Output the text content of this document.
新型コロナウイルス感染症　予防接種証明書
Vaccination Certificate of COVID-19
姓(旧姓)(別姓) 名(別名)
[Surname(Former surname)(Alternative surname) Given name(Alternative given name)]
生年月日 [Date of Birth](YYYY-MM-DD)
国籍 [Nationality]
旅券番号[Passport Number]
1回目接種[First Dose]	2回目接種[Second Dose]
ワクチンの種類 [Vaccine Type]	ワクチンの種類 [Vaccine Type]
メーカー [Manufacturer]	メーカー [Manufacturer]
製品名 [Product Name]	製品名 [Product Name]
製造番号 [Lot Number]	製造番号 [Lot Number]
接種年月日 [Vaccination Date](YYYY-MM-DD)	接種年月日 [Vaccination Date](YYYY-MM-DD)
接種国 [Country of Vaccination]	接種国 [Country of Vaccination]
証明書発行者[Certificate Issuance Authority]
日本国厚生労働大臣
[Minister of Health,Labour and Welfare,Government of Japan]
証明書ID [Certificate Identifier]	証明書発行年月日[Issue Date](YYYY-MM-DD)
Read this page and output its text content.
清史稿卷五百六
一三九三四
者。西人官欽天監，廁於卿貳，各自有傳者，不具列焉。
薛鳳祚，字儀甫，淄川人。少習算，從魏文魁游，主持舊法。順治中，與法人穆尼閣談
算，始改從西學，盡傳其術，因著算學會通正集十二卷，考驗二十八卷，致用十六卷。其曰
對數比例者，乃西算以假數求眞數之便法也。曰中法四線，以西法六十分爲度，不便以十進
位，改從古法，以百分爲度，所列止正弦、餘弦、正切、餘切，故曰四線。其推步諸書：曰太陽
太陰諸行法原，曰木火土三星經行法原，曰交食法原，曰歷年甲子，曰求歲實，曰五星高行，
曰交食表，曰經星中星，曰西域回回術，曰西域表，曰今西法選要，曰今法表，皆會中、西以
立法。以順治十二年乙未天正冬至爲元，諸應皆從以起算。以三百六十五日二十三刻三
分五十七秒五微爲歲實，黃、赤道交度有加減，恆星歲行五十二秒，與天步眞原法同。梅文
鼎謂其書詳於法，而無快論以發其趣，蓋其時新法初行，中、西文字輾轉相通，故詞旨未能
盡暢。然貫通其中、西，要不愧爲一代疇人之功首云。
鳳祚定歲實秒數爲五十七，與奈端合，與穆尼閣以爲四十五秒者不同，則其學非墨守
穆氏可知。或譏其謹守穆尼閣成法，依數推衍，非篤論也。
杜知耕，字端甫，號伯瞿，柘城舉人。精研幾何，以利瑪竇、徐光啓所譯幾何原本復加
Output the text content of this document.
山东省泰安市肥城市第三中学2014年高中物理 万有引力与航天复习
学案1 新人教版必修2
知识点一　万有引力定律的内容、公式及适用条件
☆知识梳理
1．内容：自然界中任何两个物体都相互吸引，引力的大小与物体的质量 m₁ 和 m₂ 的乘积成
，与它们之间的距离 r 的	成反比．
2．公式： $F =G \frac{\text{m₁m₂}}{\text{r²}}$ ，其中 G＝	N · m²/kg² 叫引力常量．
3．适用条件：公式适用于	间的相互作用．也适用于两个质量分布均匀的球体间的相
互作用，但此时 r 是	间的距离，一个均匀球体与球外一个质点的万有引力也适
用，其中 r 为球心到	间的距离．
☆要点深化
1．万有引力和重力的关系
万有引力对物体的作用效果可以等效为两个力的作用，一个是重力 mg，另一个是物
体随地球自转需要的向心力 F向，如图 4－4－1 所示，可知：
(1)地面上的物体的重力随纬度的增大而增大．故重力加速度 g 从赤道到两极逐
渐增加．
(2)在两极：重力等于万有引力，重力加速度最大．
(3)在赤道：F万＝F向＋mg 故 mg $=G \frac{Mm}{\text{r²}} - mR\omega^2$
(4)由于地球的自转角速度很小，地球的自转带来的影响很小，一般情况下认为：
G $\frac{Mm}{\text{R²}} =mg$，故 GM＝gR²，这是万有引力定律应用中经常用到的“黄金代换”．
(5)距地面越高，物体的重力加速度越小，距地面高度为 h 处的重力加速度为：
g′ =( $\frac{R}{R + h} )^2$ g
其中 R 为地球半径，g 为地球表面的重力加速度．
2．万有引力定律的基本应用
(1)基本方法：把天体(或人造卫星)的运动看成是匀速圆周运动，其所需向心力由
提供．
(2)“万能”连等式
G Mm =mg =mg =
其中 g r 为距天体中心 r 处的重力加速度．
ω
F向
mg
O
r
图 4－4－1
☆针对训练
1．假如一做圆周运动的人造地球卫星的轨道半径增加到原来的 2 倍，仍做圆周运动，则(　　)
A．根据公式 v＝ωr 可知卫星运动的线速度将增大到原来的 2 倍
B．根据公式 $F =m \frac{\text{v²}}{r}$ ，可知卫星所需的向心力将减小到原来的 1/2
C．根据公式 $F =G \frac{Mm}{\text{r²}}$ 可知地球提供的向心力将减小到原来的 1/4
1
□ □ □
## Required task
Count every line above that holds the word "Certificate", and state the number and nothing more.

## Exercise result
3